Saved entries
************

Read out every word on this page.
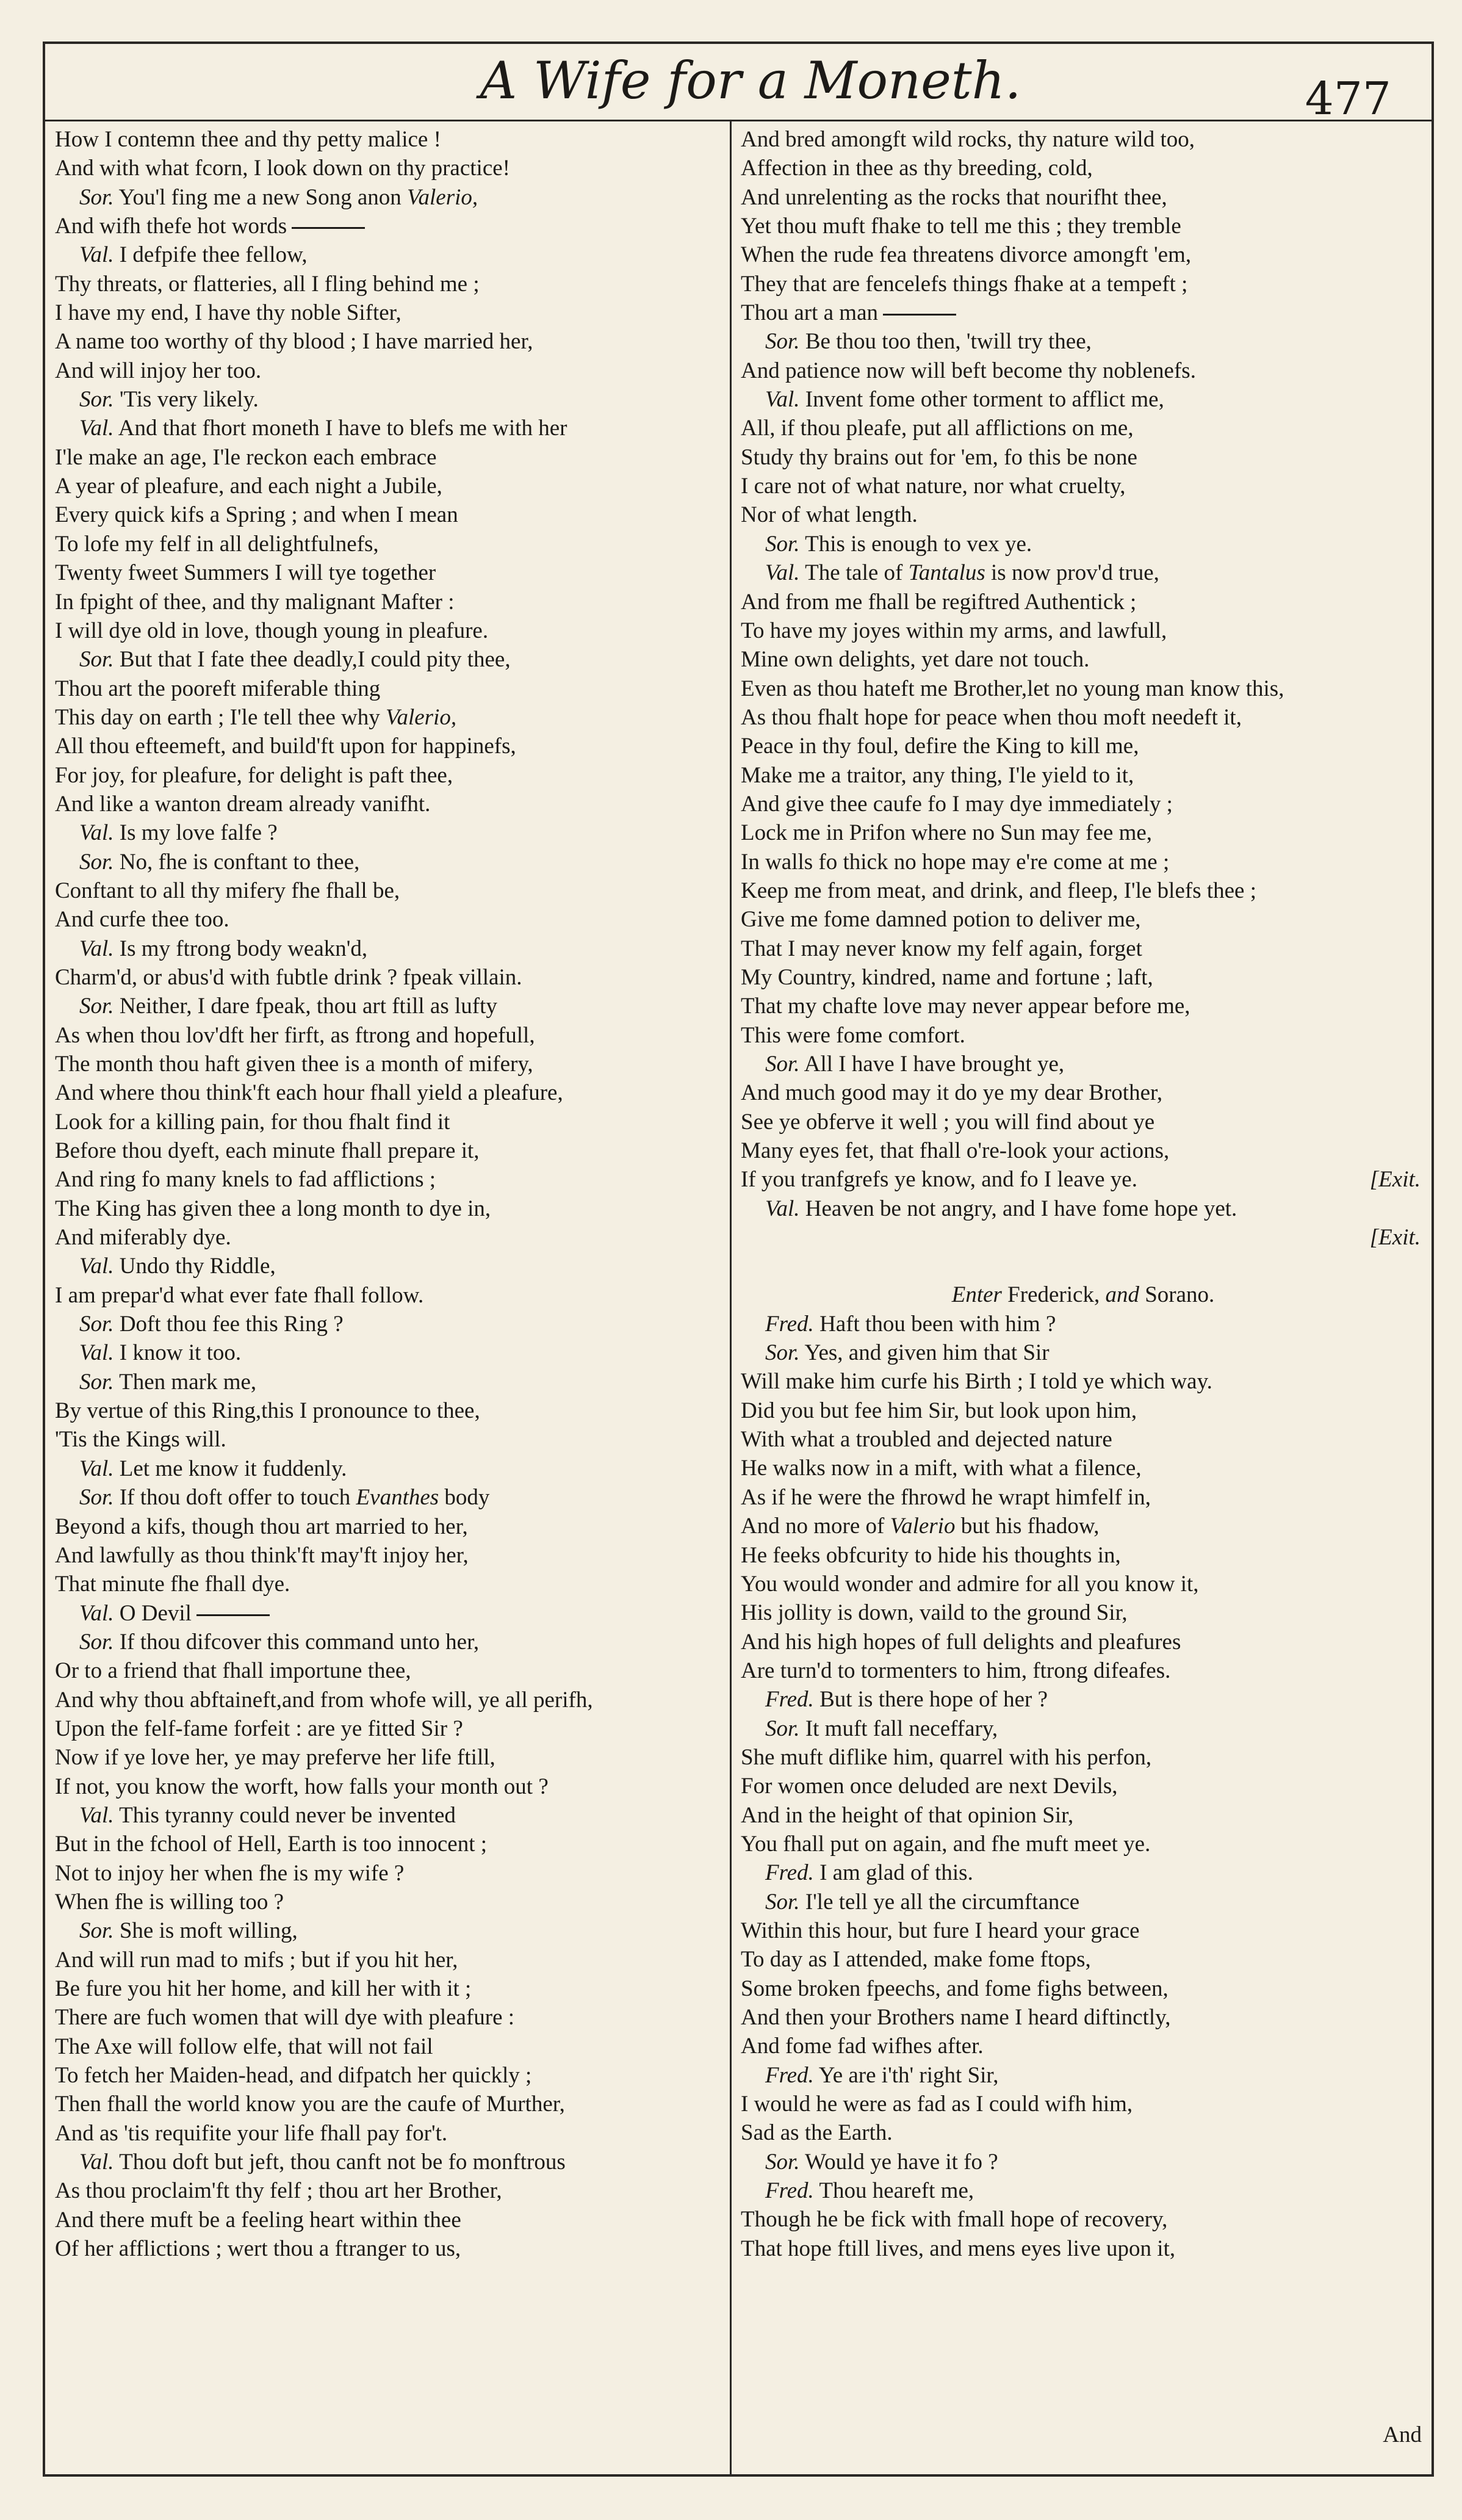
A Wife for a Moneth.	477
How I contemn thee and thy petty malice !
And with what fcorn, I look down on thy practice!
Sor. You'l fing me a new Song anon Valerio,
And wifh thefe hot words
Val. I defpife thee fellow,
Thy threats, or flatteries, all I fling behind me ;
I have my end, I have thy noble Sifter,
A name too worthy of thy blood ; I have married her,
And will injoy her too.
Sor. 'Tis very likely.
Val. And that fhort moneth I have to blefs me with her
I'le make an age, I'le reckon each embrace
A year of pleafure, and each night a Jubile,
Every quick kifs a Spring ; and when I mean
To lofe my felf in all delightfulnefs,
Twenty fweet Summers I will tye together
In fpight of thee, and thy malignant Mafter :
I will dye old in love, though young in pleafure.
Sor. But that I fate thee deadly,I could pity thee,
Thou art the pooreft miferable thing
This day on earth ; I'le tell thee why Valerio,
All thou efteemeft, and build'ft upon for happinefs,
For joy, for pleafure, for delight is paft thee,
And like a wanton dream already vanifht.
Val. Is my love falfe ?
Sor. No, fhe is conftant to thee,
Conftant to all thy mifery fhe fhall be,
And curfe thee too.
Val. Is my ftrong body weakn'd,
Charm'd, or abus'd with fubtle drink ? fpeak villain.
Sor. Neither, I dare fpeak, thou art ftill as lufty
As when thou lov'dft her firft, as ftrong and hopefull,
The month thou haft given thee is a month of mifery,
And where thou think'ft each hour fhall yield a pleafure,
Look for a killing pain, for thou fhalt find it
Before thou dyeft, each minute fhall prepare it,
And ring fo many knels to fad afflictions ;
The King has given thee a long month to dye in,
And miferably dye.
Val. Undo thy Riddle,
I am prepar'd what ever fate fhall follow.
Sor. Doft thou fee this Ring ?
Val. I know it too.
Sor. Then mark me,
By vertue of this Ring,this I pronounce to thee,
'Tis the Kings will.
Val. Let me know it fuddenly.
Sor. If thou doft offer to touch Evanthes body
Beyond a kifs, though thou art married to her,
And lawfully as thou think'ft may'ft injoy her,
That minute fhe fhall dye.
Val. O Devil
Sor. If thou difcover this command unto her,
Or to a friend that fhall importune thee,
And why thou abftaineft,and from whofe will, ye all perifh,
Upon the felf-fame forfeit : are ye fitted Sir ?
Now if ye love her, ye may preferve her life ftill,
If not, you know the worft, how falls your month out ?
Val. This tyranny could never be invented
But in the fchool of Hell, Earth is too innocent ;
Not to injoy her when fhe is my wife ?
When fhe is willing too ?
Sor. She is moft willing,
And will run mad to mifs ; but if you hit her,
Be fure you hit her home, and kill her with it ;
There are fuch women that will dye with pleafure :
The Axe will follow elfe, that will not fail
To fetch her Maiden-head, and difpatch her quickly ;
Then fhall the world know you are the caufe of Murther,
And as 'tis requifite your life fhall pay for't.
Val. Thou doft but jeft, thou canft not be fo monftrous
As thou proclaim'ft thy felf ; thou art her Brother,
And there muft be a feeling heart within thee
Of her afflictions ; wert thou a ftranger to us,
And bred amongft wild rocks, thy nature wild too,
Affection in thee as thy breeding, cold,
And unrelenting as the rocks that nourifht thee,
Yet thou muft fhake to tell me this ; they tremble
When the rude fea threatens divorce amongft 'em,
They that are fencelefs things fhake at a tempeft ;
Thou art a man
Sor. Be thou too then, 'twill try thee,
And patience now will beft become thy noblenefs.
Val. Invent fome other torment to afflict me,
All, if thou pleafe, put all afflictions on me,
Study thy brains out for 'em, fo this be none
I care not of what nature, nor what cruelty,
Nor of what length.
Sor. This is enough to vex ye.
Val. The tale of Tantalus is now prov'd true,
And from me fhall be regiftred Authentick ;
To have my joyes within my arms, and lawfull,
Mine own delights, yet dare not touch.
Even as thou hateft me Brother,let no young man know this,
As thou fhalt hope for peace when thou moft needeft it,
Peace in thy foul, defire the King to kill me,
Make me a traitor, any thing, I'le yield to it,
And give thee caufe fo I may dye immediately ;
Lock me in Prifon where no Sun may fee me,
In walls fo thick no hope may e're come at me ;
Keep me from meat, and drink, and fleep, I'le blefs thee ;
Give me fome damned potion to deliver me,
That I may never know my felf again, forget
My Country, kindred, name and fortune ; laft,
That my chafte love may never appear before me,
This were fome comfort.
Sor. All I have I have brought ye,
And much good may it do ye my dear Brother,
See ye obferve it well ; you will find about ye
Many eyes fet, that fhall o're-look your actions,
If you tranfgrefs ye know, and fo I leave ye.	[Exit.
Val. Heaven be not angry, and I have fome hope yet.
[Exit.
Enter Frederick, and Sorano.
Fred. Haft thou been with him ?
Sor. Yes, and given him that Sir
Will make him curfe his Birth ; I told ye which way.
Did you but fee him Sir, but look upon him,
With what a troubled and dejected nature
He walks now in a mift, with what a filence,
As if he were the fhrowd he wrapt himfelf in,
And no more of Valerio but his fhadow,
He feeks obfcurity to hide his thoughts in,
You would wonder and admire for all you know it,
His jollity is down, vaild to the ground Sir,
And his high hopes of full delights and pleafures
Are turn'd to tormenters to him, ftrong difeafes.
Fred. But is there hope of her ?
Sor. It muft fall neceffary,
She muft diflike him, quarrel with his perfon,
For women once deluded are next Devils,
And in the height of that opinion Sir,
You fhall put on again, and fhe muft meet ye.
Fred. I am glad of this.
Sor. I'le tell ye all the circumftance
Within this hour, but fure I heard your grace
To day as I attended, make fome ftops,
Some broken fpeechs, and fome fighs between,
And then your Brothers name I heard diftinctly,
And fome fad wifhes after.
Fred. Ye are i'th' right Sir,
I would he were as fad as I could wifh him,
Sad as the Earth.
Sor. Would ye have it fo ?
Fred. Thou heareft me,
Though he be fick with fmall hope of recovery,
That hope ftill lives, and mens eyes live upon it,
And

************

→ **Your task**
The lines above form a set of records; determine how many of them contain the string "down" and give that number alone.

→ **Complete answer**
2